• _WRITTEN EXERCISE_: Pull out every line below holding the word "title".

• _GIVEN ENTRIES_:
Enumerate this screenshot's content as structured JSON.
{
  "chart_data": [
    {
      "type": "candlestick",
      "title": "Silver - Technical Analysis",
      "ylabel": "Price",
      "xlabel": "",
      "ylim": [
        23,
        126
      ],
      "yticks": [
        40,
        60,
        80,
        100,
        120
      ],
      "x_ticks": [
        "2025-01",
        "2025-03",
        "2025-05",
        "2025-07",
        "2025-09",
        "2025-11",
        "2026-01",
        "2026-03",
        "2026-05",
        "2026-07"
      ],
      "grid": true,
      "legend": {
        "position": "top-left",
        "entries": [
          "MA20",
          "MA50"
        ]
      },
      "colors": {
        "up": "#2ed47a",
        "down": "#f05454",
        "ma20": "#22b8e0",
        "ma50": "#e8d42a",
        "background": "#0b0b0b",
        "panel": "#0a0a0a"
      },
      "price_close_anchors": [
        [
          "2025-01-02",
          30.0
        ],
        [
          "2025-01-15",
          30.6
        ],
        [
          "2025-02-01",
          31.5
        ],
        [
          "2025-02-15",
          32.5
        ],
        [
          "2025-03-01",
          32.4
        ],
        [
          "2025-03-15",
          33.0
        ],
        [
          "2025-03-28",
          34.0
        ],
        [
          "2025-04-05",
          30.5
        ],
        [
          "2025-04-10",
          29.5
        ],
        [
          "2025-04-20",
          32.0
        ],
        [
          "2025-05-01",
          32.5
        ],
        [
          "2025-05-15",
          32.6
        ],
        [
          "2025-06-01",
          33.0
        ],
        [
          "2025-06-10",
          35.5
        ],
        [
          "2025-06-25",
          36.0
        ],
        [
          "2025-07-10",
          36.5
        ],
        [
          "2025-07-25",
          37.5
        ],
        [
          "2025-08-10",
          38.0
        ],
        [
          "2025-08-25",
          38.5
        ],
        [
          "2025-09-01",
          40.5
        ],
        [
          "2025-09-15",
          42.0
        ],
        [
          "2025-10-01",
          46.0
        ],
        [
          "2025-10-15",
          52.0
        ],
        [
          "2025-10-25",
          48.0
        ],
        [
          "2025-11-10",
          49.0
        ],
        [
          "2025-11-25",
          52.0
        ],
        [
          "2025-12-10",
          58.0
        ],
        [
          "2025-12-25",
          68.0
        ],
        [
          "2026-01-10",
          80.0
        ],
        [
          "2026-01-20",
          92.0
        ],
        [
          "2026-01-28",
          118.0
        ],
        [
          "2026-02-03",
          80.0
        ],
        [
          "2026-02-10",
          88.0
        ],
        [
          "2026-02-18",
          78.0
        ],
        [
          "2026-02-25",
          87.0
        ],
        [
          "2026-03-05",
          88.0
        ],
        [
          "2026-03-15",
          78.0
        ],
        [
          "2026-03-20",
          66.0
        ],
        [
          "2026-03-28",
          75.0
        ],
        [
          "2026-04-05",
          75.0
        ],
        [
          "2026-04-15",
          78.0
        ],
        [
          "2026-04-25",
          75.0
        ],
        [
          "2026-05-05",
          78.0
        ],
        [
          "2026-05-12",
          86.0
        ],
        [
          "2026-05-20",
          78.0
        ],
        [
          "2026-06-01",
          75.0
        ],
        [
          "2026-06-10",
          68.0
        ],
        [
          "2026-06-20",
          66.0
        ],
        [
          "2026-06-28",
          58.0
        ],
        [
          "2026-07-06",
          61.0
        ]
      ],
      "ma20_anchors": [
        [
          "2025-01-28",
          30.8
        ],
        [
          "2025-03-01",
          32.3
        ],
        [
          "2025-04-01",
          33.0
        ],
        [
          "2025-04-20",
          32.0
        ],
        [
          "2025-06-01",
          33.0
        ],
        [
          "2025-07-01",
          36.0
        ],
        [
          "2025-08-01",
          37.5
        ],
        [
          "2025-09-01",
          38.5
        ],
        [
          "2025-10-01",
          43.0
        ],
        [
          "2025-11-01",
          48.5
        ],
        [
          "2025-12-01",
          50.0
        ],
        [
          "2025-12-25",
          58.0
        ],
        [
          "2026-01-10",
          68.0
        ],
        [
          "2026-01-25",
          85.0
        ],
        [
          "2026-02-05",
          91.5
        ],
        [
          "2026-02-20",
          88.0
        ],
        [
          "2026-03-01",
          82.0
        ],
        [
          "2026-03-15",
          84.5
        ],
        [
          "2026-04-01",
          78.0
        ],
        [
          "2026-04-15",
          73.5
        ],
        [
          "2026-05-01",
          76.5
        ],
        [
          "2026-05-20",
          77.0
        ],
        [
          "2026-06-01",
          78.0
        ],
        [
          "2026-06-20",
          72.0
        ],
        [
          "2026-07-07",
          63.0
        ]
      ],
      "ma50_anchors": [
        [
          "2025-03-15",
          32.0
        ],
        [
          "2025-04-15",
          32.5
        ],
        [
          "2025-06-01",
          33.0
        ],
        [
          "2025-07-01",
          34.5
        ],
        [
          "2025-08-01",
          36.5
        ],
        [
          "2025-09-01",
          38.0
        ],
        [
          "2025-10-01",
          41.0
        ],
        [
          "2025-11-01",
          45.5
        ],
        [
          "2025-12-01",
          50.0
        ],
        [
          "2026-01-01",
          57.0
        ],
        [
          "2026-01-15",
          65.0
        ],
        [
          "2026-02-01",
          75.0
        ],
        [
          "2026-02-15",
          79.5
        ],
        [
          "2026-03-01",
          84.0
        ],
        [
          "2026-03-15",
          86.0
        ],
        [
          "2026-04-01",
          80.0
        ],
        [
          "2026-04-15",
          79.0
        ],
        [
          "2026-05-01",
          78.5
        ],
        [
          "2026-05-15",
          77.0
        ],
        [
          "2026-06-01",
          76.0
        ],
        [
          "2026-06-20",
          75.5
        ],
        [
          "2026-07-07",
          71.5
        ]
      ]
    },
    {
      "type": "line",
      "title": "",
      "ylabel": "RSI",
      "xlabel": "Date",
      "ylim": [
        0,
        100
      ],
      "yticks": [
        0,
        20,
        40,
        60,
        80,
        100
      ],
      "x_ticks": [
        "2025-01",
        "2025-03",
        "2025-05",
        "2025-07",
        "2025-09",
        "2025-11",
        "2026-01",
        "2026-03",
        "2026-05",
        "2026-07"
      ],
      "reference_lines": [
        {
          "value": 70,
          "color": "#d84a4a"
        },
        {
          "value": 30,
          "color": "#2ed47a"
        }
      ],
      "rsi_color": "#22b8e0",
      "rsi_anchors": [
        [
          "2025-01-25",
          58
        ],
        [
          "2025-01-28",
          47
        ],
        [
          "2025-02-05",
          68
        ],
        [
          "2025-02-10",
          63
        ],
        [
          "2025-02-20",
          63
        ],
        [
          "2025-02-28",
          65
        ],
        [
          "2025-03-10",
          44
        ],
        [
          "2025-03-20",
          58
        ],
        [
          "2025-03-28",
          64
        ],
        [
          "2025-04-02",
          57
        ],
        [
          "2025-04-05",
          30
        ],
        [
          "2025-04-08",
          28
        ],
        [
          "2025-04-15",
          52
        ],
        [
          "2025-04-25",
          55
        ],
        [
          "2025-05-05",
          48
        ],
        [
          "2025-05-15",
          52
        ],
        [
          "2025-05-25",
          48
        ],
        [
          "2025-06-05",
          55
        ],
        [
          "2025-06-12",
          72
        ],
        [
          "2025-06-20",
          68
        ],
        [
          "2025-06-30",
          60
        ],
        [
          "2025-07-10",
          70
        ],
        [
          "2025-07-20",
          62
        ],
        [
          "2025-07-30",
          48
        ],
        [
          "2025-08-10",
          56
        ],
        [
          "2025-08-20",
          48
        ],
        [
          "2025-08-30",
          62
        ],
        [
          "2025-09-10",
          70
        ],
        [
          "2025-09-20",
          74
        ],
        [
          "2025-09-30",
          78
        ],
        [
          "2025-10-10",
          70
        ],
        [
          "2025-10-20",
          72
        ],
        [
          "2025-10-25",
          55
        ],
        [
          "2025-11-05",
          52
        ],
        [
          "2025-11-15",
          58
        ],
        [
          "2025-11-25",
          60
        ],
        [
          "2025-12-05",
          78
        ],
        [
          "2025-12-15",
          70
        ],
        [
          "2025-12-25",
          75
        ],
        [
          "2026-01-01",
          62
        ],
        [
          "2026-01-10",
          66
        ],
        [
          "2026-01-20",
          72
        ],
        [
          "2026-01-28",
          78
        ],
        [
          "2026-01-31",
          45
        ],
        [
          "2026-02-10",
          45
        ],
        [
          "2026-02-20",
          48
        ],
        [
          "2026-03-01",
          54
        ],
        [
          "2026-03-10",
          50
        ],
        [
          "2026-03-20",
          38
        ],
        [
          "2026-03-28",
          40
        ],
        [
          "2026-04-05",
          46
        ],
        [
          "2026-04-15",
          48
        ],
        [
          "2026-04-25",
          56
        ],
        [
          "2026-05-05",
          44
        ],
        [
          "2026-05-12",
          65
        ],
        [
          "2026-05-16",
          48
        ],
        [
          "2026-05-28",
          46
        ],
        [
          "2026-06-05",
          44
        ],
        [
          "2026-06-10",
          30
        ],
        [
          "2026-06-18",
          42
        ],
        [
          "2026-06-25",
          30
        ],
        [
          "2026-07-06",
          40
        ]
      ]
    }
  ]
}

• _RESPONSE FOR THIS EXERCISE_:
      "title": "Silver - Technical Analysis",
      "title": "",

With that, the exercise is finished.